Items listed in a dataset:
* * * * *
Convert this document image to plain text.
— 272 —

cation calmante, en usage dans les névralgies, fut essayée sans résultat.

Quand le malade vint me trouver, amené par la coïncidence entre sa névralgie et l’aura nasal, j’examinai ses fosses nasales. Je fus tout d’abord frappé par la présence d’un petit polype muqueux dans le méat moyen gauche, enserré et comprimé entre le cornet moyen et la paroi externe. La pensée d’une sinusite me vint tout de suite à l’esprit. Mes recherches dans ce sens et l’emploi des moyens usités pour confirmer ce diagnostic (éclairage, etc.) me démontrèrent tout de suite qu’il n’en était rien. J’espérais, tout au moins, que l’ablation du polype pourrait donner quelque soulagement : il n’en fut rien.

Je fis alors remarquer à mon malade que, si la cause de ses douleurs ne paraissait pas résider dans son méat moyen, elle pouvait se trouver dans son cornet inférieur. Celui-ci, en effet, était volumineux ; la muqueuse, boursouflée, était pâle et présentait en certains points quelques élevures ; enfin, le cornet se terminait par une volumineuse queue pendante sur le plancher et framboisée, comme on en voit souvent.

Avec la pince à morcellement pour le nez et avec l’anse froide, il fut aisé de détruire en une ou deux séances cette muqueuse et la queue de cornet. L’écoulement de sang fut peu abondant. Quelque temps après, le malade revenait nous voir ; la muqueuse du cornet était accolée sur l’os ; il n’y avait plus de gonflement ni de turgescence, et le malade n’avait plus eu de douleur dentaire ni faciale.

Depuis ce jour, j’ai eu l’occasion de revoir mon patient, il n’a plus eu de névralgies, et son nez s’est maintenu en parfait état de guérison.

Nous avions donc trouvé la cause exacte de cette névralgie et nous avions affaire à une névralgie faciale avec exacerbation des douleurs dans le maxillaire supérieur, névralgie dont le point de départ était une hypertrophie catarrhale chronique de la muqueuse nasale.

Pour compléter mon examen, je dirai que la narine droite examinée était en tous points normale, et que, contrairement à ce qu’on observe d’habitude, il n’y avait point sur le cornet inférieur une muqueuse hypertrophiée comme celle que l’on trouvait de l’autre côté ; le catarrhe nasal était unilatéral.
* * * * *
• [Task goal]: Reproduce the data shown above exactly.

• [Reply to the task]:
Convert this document image to plain text.
— 272 —

cation calmante, en usage dans les névralgies, fut essayée sans résultat.

Quand le malade vint me trouver, amené par la coïncidence entre sa névralgie et l’aura nasal, j’examinai ses fosses nasales. Je fus tout d’abord frappé par la présence d’un petit polype muqueux dans le méat moyen gauche, enserré et comprimé entre le cornet moyen et la paroi externe. La pensée d’une sinusite me vint tout de suite à l’esprit. Mes recherches dans ce sens et l’emploi des moyens usités pour confirmer ce diagnostic (éclairage, etc.) me démontrèrent tout de suite qu’il n’en était rien. J’espérais, tout au moins, que l’ablation du polype pourrait donner quelque soulagement : il n’en fut rien.

Je fis alors remarquer à mon malade que, si la cause de ses douleurs ne paraissait pas résider dans son méat moyen, elle pouvait se trouver dans son cornet inférieur. Celui-ci, en effet, était volumineux ; la muqueuse, boursouflée, était pâle et présentait en certains points quelques élevures ; enfin, le cornet se terminait par une volumineuse queue pendante sur le plancher et framboisée, comme on en voit souvent.

Avec la pince à morcellement pour le nez et avec l’anse froide, il fut aisé de détruire en une ou deux séances cette muqueuse et la queue de cornet. L’écoulement de sang fut peu abondant. Quelque temps après, le malade revenait nous voir ; la muqueuse du cornet était accolée sur l’os ; il n’y avait plus de gonflement ni de turgescence, et le malade n’avait plus eu de douleur dentaire ni faciale.

Depuis ce jour, j’ai eu l’occasion de revoir mon patient, il n’a plus eu de névralgies, et son nez s’est maintenu en parfait état de guérison.

Nous avions donc trouvé la cause exacte de cette névralgie et nous avions affaire à une névralgie faciale avec exacerbation des douleurs dans le maxillaire supérieur, névralgie dont le point de départ était une hypertrophie catarrhale chronique de la muqueuse nasale.

Pour compléter mon examen, je dirai que la narine droite examinée était en tous points normale, et que, contrairement à ce qu’on observe d’habitude, il n’y avait point sur le cornet inférieur une muqueuse hypertrophiée comme celle que l’on trouvait de l’autre côté ; le catarrhe nasal était unilatéral.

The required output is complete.